_Task to carry out_
Repeat each entry as written and leave the images out of the copy.

_Dataset excerpts_

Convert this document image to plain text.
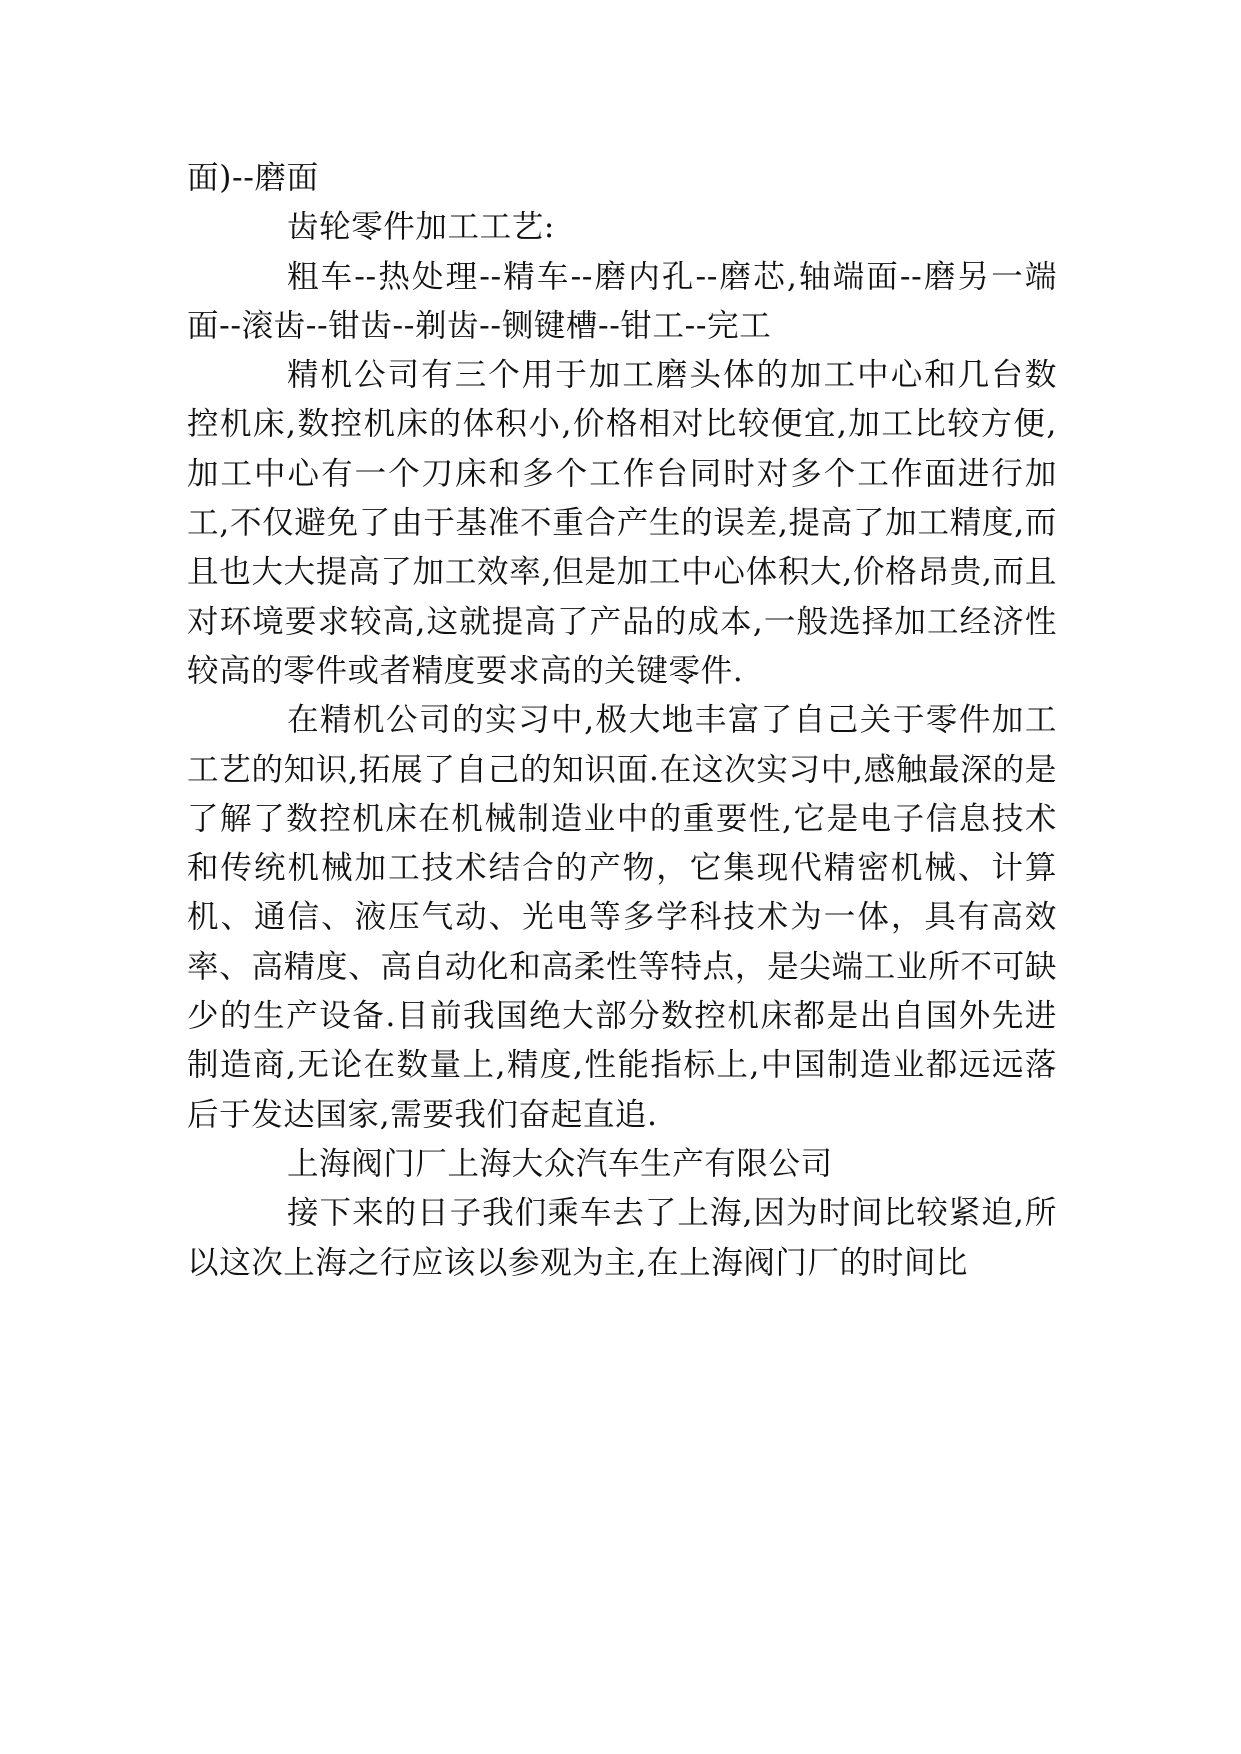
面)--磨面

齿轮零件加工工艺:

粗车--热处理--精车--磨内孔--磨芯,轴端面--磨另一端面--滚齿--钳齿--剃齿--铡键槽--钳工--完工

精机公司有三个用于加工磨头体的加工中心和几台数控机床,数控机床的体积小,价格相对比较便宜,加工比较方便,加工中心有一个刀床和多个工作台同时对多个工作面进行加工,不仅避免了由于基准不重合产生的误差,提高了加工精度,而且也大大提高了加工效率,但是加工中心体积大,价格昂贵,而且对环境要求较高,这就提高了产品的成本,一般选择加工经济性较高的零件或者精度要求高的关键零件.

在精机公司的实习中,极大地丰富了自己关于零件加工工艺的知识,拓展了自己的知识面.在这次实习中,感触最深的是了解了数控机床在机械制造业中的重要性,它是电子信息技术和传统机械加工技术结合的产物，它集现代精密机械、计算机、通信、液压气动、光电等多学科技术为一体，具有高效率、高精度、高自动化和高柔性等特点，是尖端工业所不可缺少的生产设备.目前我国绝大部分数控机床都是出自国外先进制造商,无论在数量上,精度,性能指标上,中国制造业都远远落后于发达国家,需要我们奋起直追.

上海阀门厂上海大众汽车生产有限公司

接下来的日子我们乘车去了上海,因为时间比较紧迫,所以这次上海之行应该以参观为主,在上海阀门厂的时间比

_Answer to the problem_
Convert this document image to plain text.
面)--磨面

齿轮零件加工工艺:

粗车--热处理--精车--磨内孔--磨芯,轴端面--磨另一端面--滚齿--钳齿--剃齿--铡键槽--钳工--完工

精机公司有三个用于加工磨头体的加工中心和几台数控机床,数控机床的体积小,价格相对比较便宜,加工比较方便,加工中心有一个刀床和多个工作台同时对多个工作面进行加工,不仅避免了由于基准不重合产生的误差,提高了加工精度,而且也大大提高了加工效率,但是加工中心体积大,价格昂贵,而且对环境要求较高,这就提高了产品的成本,一般选择加工经济性较高的零件或者精度要求高的关键零件.

在精机公司的实习中,极大地丰富了自己关于零件加工工艺的知识,拓展了自己的知识面.在这次实习中,感触最深的是了解了数控机床在机械制造业中的重要性,它是电子信息技术和传统机械加工技术结合的产物，它集现代精密机械、计算机、通信、液压气动、光电等多学科技术为一体，具有高效率、高精度、高自动化和高柔性等特点，是尖端工业所不可缺少的生产设备.目前我国绝大部分数控机床都是出自国外先进制造商,无论在数量上,精度,性能指标上,中国制造业都远远落后于发达国家,需要我们奋起直追.

上海阀门厂上海大众汽车生产有限公司

接下来的日子我们乘车去了上海,因为时间比较紧迫,所以这次上海之行应该以参观为主,在上海阀门厂的时间比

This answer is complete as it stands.